**Given problem:**
Write out all of the data without omission, exactly as shown.

-- start of Material shown --

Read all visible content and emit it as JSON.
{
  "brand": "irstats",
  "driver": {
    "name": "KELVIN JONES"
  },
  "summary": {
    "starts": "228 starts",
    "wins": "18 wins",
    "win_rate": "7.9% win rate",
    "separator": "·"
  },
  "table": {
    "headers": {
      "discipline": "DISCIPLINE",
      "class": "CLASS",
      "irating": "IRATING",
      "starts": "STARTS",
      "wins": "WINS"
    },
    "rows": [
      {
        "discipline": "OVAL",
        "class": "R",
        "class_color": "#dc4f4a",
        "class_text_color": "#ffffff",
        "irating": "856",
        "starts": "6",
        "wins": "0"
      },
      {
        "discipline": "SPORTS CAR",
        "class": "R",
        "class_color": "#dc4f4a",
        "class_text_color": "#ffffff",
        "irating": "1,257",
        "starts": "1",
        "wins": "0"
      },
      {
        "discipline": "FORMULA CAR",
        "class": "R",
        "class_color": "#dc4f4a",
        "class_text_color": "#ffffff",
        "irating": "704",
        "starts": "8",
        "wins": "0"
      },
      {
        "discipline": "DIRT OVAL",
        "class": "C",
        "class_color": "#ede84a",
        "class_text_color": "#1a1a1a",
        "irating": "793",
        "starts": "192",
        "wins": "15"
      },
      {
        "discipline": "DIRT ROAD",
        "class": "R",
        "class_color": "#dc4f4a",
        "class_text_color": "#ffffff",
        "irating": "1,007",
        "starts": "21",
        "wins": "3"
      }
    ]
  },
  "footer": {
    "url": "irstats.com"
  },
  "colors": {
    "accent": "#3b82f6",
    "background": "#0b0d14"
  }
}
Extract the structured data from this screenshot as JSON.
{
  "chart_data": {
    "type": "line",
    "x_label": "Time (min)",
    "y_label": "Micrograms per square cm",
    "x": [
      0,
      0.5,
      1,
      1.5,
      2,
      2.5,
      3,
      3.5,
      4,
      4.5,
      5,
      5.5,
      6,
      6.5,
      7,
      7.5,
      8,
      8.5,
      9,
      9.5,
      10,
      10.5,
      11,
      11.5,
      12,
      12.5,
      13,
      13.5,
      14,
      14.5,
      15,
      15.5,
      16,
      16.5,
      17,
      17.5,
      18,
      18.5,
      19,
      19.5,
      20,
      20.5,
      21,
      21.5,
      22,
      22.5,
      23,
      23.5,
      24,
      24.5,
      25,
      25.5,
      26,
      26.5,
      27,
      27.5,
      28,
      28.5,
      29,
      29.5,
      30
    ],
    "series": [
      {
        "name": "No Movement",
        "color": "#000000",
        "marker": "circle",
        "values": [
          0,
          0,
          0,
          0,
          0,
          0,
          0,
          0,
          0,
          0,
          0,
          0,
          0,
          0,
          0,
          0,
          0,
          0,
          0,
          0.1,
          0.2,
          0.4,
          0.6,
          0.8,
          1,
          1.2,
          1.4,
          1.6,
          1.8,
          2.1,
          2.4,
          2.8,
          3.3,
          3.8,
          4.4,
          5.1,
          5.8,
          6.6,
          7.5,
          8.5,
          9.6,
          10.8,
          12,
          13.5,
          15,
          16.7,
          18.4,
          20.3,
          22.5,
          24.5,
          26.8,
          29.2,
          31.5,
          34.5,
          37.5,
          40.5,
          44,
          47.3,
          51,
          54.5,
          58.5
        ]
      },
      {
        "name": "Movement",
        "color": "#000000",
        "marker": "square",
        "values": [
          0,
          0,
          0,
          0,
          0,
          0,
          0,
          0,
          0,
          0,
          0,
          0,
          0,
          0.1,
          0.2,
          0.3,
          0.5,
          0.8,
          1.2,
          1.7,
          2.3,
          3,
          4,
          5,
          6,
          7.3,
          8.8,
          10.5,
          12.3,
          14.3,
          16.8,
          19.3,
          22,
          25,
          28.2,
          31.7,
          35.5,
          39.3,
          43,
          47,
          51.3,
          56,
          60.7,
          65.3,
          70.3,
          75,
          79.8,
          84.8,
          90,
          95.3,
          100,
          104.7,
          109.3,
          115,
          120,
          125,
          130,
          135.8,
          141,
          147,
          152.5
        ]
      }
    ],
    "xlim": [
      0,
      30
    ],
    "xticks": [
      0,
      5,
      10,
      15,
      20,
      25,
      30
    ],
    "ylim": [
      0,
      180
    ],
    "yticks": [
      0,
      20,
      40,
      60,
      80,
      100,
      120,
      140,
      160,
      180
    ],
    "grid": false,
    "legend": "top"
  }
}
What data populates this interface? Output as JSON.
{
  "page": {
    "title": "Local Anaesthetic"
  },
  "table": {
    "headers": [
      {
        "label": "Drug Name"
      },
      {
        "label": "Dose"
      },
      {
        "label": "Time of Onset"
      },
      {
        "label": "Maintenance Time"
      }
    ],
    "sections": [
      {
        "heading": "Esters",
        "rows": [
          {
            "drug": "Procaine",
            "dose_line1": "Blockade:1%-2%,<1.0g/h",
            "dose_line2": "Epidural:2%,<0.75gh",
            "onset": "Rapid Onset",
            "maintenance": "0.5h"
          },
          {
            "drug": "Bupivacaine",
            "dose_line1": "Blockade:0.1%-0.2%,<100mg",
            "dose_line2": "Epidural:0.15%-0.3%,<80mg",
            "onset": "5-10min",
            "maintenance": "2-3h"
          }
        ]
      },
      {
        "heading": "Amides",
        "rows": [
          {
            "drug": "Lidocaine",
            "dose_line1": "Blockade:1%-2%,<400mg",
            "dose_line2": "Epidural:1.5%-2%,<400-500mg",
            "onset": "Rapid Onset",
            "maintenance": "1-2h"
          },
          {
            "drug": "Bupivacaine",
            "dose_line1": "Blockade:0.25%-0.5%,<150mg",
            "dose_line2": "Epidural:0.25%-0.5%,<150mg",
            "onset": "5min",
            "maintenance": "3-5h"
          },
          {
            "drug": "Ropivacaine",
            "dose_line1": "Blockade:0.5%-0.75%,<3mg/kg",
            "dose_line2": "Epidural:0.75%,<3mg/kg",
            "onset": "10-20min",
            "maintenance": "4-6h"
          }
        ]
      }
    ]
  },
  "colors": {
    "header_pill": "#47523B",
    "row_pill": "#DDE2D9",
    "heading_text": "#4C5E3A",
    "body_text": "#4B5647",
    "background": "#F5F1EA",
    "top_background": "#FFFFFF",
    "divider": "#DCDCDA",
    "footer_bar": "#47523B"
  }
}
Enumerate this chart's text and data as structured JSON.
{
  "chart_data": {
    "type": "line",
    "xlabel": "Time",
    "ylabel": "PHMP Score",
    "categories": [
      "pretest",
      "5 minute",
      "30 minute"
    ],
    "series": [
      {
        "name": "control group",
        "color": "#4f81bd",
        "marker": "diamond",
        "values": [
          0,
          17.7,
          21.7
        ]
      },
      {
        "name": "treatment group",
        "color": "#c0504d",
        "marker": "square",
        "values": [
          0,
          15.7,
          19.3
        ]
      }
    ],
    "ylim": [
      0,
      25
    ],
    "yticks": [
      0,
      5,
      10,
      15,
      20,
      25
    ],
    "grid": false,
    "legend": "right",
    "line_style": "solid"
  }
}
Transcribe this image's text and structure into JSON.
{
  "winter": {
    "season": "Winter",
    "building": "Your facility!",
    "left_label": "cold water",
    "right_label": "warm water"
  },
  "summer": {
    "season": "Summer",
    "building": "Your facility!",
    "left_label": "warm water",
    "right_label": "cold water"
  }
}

-- end of Material shown --

**Complete answer:**
Read all visible content and emit it as JSON.
{
  "brand": "irstats",
  "driver": {
    "name": "KELVIN JONES"
  },
  "summary": {
    "starts": "228 starts",
    "wins": "18 wins",
    "win_rate": "7.9% win rate",
    "separator": "·"
  },
  "table": {
    "headers": {
      "discipline": "DISCIPLINE",
      "class": "CLASS",
      "irating": "IRATING",
      "starts": "STARTS",
      "wins": "WINS"
    },
    "rows": [
      {
        "discipline": "OVAL",
        "class": "R",
        "class_color": "#dc4f4a",
        "class_text_color": "#ffffff",
        "irating": "856",
        "starts": "6",
        "wins": "0"
      },
      {
        "discipline": "SPORTS CAR",
        "class": "R",
        "class_color": "#dc4f4a",
        "class_text_color": "#ffffff",
        "irating": "1,257",
        "starts": "1",
        "wins": "0"
      },
      {
        "discipline": "FORMULA CAR",
        "class": "R",
        "class_color": "#dc4f4a",
        "class_text_color": "#ffffff",
        "irating": "704",
        "starts": "8",
        "wins": "0"
      },
      {
        "discipline": "DIRT OVAL",
        "class": "C",
        "class_color": "#ede84a",
        "class_text_color": "#1a1a1a",
        "irating": "793",
        "starts": "192",
        "wins": "15"
      },
      {
        "discipline": "DIRT ROAD",
        "class": "R",
        "class_color": "#dc4f4a",
        "class_text_color": "#ffffff",
        "irating": "1,007",
        "starts": "21",
        "wins": "3"
      }
    ]
  },
  "footer": {
    "url": "irstats.com"
  },
  "colors": {
    "accent": "#3b82f6",
    "background": "#0b0d14"
  }
}
Extract the structured data from this screenshot as JSON.
{
  "chart_data": {
    "type": "line",
    "x_label": "Time (min)",
    "y_label": "Micrograms per square cm",
    "x": [
      0,
      0.5,
      1,
      1.5,
      2,
      2.5,
      3,
      3.5,
      4,
      4.5,
      5,
      5.5,
      6,
      6.5,
      7,
      7.5,
      8,
      8.5,
      9,
      9.5,
      10,
      10.5,
      11,
      11.5,
      12,
      12.5,
      13,
      13.5,
      14,
      14.5,
      15,
      15.5,
      16,
      16.5,
      17,
      17.5,
      18,
      18.5,
      19,
      19.5,
      20,
      20.5,
      21,
      21.5,
      22,
      22.5,
      23,
      23.5,
      24,
      24.5,
      25,
      25.5,
      26,
      26.5,
      27,
      27.5,
      28,
      28.5,
      29,
      29.5,
      30
    ],
    "series": [
      {
        "name": "No Movement",
        "color": "#000000",
        "marker": "circle",
        "values": [
          0,
          0,
          0,
          0,
          0,
          0,
          0,
          0,
          0,
          0,
          0,
          0,
          0,
          0,
          0,
          0,
          0,
          0,
          0,
          0.1,
          0.2,
          0.4,
          0.6,
          0.8,
          1,
          1.2,
          1.4,
          1.6,
          1.8,
          2.1,
          2.4,
          2.8,
          3.3,
          3.8,
          4.4,
          5.1,
          5.8,
          6.6,
          7.5,
          8.5,
          9.6,
          10.8,
          12,
          13.5,
          15,
          16.7,
          18.4,
          20.3,
          22.5,
          24.5,
          26.8,
          29.2,
          31.5,
          34.5,
          37.5,
          40.5,
          44,
          47.3,
          51,
          54.5,
          58.5
        ]
      },
      {
        "name": "Movement",
        "color": "#000000",
        "marker": "square",
        "values": [
          0,
          0,
          0,
          0,
          0,
          0,
          0,
          0,
          0,
          0,
          0,
          0,
          0,
          0.1,
          0.2,
          0.3,
          0.5,
          0.8,
          1.2,
          1.7,
          2.3,
          3,
          4,
          5,
          6,
          7.3,
          8.8,
          10.5,
          12.3,
          14.3,
          16.8,
          19.3,
          22,
          25,
          28.2,
          31.7,
          35.5,
          39.3,
          43,
          47,
          51.3,
          56,
          60.7,
          65.3,
          70.3,
          75,
          79.8,
          84.8,
          90,
          95.3,
          100,
          104.7,
          109.3,
          115,
          120,
          125,
          130,
          135.8,
          141,
          147,
          152.5
        ]
      }
    ],
    "xlim": [
      0,
      30
    ],
    "xticks": [
      0,
      5,
      10,
      15,
      20,
      25,
      30
    ],
    "ylim": [
      0,
      180
    ],
    "yticks": [
      0,
      20,
      40,
      60,
      80,
      100,
      120,
      140,
      160,
      180
    ],
    "grid": false,
    "legend": "top"
  }
}
What data populates this interface? Output as JSON.
{
  "page": {
    "title": "Local Anaesthetic"
  },
  "table": {
    "headers": [
      {
        "label": "Drug Name"
      },
      {
        "label": "Dose"
      },
      {
        "label": "Time of Onset"
      },
      {
        "label": "Maintenance Time"
      }
    ],
    "sections": [
      {
        "heading": "Esters",
        "rows": [
          {
            "drug": "Procaine",
            "dose_line1": "Blockade:1%-2%,<1.0g/h",
            "dose_line2": "Epidural:2%,<0.75gh",
            "onset": "Rapid Onset",
            "maintenance": "0.5h"
          },
          {
            "drug": "Bupivacaine",
            "dose_line1": "Blockade:0.1%-0.2%,<100mg",
            "dose_line2": "Epidural:0.15%-0.3%,<80mg",
            "onset": "5-10min",
            "maintenance": "2-3h"
          }
        ]
      },
      {
        "heading": "Amides",
        "rows": [
          {
            "drug": "Lidocaine",
            "dose_line1": "Blockade:1%-2%,<400mg",
            "dose_line2": "Epidural:1.5%-2%,<400-500mg",
            "onset": "Rapid Onset",
            "maintenance": "1-2h"
          },
          {
            "drug": "Bupivacaine",
            "dose_line1": "Blockade:0.25%-0.5%,<150mg",
            "dose_line2": "Epidural:0.25%-0.5%,<150mg",
            "onset": "5min",
            "maintenance": "3-5h"
          },
          {
            "drug": "Ropivacaine",
            "dose_line1": "Blockade:0.5%-0.75%,<3mg/kg",
            "dose_line2": "Epidural:0.75%,<3mg/kg",
            "onset": "10-20min",
            "maintenance": "4-6h"
          }
        ]
      }
    ]
  },
  "colors": {
    "header_pill": "#47523B",
    "row_pill": "#DDE2D9",
    "heading_text": "#4C5E3A",
    "body_text": "#4B5647",
    "background": "#F5F1EA",
    "top_background": "#FFFFFF",
    "divider": "#DCDCDA",
    "footer_bar": "#47523B"
  }
}
Enumerate this chart's text and data as structured JSON.
{
  "chart_data": {
    "type": "line",
    "xlabel": "Time",
    "ylabel": "PHMP Score",
    "categories": [
      "pretest",
      "5 minute",
      "30 minute"
    ],
    "series": [
      {
        "name": "control group",
        "color": "#4f81bd",
        "marker": "diamond",
        "values": [
          0,
          17.7,
          21.7
        ]
      },
      {
        "name": "treatment group",
        "color": "#c0504d",
        "marker": "square",
        "values": [
          0,
          15.7,
          19.3
        ]
      }
    ],
    "ylim": [
      0,
      25
    ],
    "yticks": [
      0,
      5,
      10,
      15,
      20,
      25
    ],
    "grid": false,
    "legend": "right",
    "line_style": "solid"
  }
}
Transcribe this image's text and structure into JSON.
{
  "winter": {
    "season": "Winter",
    "building": "Your facility!",
    "left_label": "cold water",
    "right_label": "warm water"
  },
  "summer": {
    "season": "Summer",
    "building": "Your facility!",
    "left_label": "warm water",
    "right_label": "cold water"
  }
}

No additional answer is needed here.